Kızım ise ayrı bir şey. Tarifi zor bir çocuk. Sürekli okuyor. Yahu yere düşmüş gazete parçası okunur mu? Sanki bu kıza bir yerlerden mektuplar yazılıyor da kızım o mektubu bulmak için ha bire okuyor. Kızımın bu durumunu öğretmenine sorduk. O bizim iftihar kaynağımız. Gururumuz bir tanemiz okusun tabii dedi. Yahu hocam okusun da azıcık da kafayı kaldırıp bize baksın. Annesi hasta oluyor kızım bir ağrı kesici getir de yutayım diyor. Kız ağrı kesici almaya gittiği yerden gelmiyor. Varıp bakıyoruz ki kucağında kitap dalmış gitmiş. Bazen kızıyorum kızım kulağını kemirse fareler haberin olmayacak. Okumana bir şey demiyoruz da biz de insanız kızım kitapta olan ne varsa azıcık da bizim yüzümüzde vardır. Kaldır başını yüzümüze bak eşşeğin sıpası diyorum af edersiniz. Ama kız tek kelime etmiyor. Bir de kızımın kitap masrafı var. Bu kitapları kütüphaneden al yavrum senin okuma hızına benim bakkalın kazanma hızı yetmez diyorum ama kızım kütüphaneden aldığı kitapla bağ kuramıyormuş. Kitap satanlara da kızıyorum. Devlet KDV almıyor artık, fiyatları azıcık aşağı çekseniz ne olur? Ama kitapçılar işin kurnazlığını bulmuşlar. Önceden vergiden şikayet ediyorlardı. Şimdi de kağıt dolarla alınıyor diyorlar. Yahu siz pahalı kağıt alacaksınız diye ben TOKİ den 1+1 daire alacak kadar parayı kızımın kitaplarına harcıyorum. İnsaf edin diyorum ama artık anladım ki kitapçılarda her şey var insaf yok.
________
Görev A ▸ Kayıtların başından başlayıp "y-tick-label: 500k — [68, 154, 115, 176]" içeren satırla biten bölümü yeniden yazın; bu bölümde "legend-swatch" yerine "legend-marker" koyun, geri kalan her şeyi aynen koruyun.
________
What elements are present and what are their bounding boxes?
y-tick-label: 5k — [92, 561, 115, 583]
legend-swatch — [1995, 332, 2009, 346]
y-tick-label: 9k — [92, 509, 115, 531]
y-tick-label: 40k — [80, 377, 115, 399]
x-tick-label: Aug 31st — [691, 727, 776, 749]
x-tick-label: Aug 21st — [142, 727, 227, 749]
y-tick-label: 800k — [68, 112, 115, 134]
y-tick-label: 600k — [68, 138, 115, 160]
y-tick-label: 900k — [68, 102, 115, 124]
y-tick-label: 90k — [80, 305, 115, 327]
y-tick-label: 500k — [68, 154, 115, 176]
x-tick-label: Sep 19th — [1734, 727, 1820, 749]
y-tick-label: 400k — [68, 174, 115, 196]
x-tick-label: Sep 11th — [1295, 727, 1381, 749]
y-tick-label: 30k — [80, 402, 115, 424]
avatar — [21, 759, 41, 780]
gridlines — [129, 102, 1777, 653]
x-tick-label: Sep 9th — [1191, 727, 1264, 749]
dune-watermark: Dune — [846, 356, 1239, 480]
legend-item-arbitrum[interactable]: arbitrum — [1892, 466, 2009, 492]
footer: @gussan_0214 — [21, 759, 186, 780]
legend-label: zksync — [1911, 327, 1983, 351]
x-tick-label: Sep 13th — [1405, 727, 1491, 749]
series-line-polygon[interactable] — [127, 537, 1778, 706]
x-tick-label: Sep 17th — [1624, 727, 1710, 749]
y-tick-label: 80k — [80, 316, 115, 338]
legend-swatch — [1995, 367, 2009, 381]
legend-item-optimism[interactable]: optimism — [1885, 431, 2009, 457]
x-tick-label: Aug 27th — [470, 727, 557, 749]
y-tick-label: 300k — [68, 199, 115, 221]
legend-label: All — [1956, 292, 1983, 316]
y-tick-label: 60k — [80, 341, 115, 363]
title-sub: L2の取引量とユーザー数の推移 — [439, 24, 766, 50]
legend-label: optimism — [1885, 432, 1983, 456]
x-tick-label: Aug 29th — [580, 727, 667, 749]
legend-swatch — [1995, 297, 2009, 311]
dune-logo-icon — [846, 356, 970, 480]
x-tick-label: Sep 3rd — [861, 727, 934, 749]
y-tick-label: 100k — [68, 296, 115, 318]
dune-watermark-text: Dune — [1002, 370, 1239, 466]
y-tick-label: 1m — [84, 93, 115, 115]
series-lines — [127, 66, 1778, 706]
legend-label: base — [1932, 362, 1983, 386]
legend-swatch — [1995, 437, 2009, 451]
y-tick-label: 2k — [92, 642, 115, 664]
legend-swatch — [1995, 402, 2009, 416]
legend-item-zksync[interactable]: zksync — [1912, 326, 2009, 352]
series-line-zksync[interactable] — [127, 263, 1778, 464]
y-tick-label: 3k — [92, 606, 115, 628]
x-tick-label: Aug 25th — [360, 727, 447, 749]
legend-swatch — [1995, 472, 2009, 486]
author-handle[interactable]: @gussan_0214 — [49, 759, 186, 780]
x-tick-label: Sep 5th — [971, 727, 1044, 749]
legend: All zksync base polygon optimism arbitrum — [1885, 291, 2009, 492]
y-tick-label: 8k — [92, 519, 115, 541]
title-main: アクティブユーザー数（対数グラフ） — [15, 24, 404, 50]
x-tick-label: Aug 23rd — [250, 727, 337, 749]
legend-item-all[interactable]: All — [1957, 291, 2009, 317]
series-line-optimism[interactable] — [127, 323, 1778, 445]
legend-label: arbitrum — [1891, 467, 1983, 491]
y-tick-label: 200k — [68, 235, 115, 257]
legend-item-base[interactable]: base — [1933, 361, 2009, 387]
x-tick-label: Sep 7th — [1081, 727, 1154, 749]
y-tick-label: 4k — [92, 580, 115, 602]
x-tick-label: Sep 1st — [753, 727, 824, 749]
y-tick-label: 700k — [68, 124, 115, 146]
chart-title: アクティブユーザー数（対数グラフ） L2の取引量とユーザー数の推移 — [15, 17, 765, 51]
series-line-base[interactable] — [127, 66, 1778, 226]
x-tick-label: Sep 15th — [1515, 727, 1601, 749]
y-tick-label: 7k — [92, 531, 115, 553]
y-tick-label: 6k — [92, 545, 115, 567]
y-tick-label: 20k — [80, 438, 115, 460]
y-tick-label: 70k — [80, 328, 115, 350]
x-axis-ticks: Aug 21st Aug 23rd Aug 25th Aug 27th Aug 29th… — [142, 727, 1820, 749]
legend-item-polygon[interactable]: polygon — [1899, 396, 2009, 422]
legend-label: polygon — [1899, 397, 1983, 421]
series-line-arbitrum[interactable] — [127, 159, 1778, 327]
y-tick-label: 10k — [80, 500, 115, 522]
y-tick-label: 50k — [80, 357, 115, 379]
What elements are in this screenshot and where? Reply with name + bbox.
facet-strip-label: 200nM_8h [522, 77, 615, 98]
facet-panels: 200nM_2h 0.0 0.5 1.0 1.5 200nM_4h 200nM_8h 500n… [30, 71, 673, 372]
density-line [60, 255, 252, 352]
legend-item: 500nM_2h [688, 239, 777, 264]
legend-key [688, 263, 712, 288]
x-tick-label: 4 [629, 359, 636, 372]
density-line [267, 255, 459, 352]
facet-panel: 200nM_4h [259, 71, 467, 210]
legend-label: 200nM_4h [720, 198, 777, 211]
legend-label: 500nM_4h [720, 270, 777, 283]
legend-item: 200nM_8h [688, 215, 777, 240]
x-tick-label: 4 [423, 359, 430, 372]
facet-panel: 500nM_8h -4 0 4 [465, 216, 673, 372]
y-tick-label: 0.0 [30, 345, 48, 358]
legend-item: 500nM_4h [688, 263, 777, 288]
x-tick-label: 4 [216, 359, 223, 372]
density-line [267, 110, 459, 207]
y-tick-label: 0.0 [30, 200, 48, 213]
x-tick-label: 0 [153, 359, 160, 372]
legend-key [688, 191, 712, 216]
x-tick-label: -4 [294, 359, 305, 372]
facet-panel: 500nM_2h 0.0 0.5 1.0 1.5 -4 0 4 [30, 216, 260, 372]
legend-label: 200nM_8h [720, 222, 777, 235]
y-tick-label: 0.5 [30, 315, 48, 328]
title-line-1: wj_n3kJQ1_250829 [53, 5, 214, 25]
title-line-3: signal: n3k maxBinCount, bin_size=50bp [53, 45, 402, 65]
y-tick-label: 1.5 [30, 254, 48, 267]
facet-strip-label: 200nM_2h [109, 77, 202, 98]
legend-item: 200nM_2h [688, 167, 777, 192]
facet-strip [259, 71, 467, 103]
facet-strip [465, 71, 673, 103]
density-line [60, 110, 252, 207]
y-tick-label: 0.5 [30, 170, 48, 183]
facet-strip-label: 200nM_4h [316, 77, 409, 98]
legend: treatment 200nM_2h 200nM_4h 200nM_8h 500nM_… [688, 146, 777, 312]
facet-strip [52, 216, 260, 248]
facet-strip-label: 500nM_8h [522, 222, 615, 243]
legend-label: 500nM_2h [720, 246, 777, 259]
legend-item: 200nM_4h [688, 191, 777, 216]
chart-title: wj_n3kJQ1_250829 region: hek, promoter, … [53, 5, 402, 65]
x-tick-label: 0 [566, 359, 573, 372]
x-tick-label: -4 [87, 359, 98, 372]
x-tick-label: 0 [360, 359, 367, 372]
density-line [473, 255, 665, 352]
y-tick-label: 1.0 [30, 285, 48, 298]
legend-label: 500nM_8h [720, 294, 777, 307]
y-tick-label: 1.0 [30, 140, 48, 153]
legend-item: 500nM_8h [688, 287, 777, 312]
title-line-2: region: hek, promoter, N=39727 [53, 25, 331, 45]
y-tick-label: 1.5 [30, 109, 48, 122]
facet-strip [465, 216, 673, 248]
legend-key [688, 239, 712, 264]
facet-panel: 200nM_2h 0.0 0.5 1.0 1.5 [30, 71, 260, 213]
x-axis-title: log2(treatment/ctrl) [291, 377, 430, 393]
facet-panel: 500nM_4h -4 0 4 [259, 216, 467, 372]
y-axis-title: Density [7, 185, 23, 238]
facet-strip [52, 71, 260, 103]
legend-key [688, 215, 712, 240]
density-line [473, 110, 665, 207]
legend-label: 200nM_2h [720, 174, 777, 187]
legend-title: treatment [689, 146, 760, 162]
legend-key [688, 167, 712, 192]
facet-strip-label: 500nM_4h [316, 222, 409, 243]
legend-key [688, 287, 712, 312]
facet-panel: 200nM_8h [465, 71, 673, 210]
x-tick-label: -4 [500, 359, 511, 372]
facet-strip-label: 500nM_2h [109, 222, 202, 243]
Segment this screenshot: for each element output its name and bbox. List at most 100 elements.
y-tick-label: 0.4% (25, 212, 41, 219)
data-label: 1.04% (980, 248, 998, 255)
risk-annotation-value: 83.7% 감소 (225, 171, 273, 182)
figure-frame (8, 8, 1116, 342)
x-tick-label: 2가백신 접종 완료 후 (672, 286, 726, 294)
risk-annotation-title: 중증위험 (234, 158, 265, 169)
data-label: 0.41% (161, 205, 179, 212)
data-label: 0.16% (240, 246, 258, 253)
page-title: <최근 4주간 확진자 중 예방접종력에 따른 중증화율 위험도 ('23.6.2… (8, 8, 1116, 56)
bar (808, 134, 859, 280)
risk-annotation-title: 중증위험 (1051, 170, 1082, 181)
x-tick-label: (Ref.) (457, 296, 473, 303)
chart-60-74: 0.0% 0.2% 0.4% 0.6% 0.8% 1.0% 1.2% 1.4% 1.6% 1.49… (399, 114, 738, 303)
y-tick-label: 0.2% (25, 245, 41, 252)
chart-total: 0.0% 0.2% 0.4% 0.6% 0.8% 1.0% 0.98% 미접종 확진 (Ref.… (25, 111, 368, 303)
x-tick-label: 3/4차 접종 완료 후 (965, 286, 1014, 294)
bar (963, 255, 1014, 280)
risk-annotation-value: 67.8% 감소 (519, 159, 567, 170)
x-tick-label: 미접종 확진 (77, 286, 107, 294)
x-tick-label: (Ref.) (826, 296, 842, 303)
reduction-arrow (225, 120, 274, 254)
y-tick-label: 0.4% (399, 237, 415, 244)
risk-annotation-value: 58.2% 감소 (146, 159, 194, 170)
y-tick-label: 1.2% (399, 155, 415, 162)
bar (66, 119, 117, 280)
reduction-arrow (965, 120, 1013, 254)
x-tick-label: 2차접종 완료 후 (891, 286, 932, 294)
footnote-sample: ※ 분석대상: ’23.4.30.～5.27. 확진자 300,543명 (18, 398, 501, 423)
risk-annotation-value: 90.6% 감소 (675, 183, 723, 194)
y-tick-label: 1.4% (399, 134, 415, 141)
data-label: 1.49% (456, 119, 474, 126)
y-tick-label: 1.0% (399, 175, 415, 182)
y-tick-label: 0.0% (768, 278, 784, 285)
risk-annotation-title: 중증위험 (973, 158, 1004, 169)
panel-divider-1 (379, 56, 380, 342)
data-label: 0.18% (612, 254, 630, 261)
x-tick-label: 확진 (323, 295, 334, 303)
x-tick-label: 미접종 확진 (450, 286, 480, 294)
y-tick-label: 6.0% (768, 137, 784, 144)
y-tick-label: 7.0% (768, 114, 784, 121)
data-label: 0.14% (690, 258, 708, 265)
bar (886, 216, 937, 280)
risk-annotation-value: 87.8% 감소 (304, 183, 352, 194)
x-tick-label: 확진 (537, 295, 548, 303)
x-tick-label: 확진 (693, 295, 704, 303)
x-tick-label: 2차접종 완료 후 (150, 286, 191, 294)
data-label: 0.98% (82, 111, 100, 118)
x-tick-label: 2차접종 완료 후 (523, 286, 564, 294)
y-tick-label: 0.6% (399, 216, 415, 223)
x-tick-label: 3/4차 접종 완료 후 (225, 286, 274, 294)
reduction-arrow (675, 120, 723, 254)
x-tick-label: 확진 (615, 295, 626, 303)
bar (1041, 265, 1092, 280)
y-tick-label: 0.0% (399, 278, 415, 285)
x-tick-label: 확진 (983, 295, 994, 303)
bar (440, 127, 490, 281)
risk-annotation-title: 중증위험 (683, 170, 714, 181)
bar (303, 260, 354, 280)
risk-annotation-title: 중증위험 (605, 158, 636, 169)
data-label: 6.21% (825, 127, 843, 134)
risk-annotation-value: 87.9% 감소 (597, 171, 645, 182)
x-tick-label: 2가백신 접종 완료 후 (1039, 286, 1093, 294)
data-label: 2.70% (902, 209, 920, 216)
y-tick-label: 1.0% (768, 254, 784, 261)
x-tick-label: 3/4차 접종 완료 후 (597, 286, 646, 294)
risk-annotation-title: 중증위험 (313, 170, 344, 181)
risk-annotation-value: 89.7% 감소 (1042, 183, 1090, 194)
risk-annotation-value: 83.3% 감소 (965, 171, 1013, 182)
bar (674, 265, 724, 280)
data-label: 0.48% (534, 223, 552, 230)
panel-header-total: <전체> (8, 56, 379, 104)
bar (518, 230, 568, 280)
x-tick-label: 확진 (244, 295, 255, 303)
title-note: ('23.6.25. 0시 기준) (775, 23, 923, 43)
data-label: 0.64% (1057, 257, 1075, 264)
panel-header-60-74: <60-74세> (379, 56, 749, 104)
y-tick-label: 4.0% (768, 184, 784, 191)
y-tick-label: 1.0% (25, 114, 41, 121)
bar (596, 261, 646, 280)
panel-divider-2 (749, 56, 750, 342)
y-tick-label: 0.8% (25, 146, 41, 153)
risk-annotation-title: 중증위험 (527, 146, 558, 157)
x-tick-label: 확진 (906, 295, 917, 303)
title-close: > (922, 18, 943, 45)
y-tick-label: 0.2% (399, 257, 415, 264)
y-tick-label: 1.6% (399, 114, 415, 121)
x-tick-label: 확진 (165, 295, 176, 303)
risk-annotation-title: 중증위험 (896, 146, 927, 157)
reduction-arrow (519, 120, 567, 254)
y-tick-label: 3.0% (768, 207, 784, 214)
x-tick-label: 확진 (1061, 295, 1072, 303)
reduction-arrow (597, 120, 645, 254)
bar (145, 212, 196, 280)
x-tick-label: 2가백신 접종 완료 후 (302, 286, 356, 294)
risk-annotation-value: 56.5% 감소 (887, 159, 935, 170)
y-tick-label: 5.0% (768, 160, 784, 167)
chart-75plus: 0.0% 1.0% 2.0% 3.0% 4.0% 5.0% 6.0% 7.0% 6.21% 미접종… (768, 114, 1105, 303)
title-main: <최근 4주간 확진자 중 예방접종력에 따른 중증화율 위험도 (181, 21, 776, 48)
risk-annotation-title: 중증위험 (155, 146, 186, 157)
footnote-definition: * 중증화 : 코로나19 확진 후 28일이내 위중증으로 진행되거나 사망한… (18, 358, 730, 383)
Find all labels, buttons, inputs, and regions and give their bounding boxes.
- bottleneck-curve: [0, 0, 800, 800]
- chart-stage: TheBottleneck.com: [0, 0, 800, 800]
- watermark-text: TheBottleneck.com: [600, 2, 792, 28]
________
Görev B ▸ Belge bölümüne göre kitapçılar artık fiyatların yüksekliğini neye bağlıyor?

Çözüm A ▸
What elements are present and what are their bounding boxes?
y-tick-label: 5k — [92, 561, 115, 583]
legend-marker — [1995, 332, 2009, 346]
y-tick-label: 9k — [92, 509, 115, 531]
y-tick-label: 40k — [80, 377, 115, 399]
x-tick-label: Aug 31st — [691, 727, 776, 749]
x-tick-label: Aug 21st — [142, 727, 227, 749]
y-tick-label: 800k — [68, 112, 115, 134]
y-tick-label: 600k — [68, 138, 115, 160]
y-tick-label: 900k — [68, 102, 115, 124]
y-tick-label: 90k — [80, 305, 115, 327]
y-tick-label: 500k — [68, 154, 115, 176]

Çözüm B ▸ Kâğıdın dolarla alınmasına.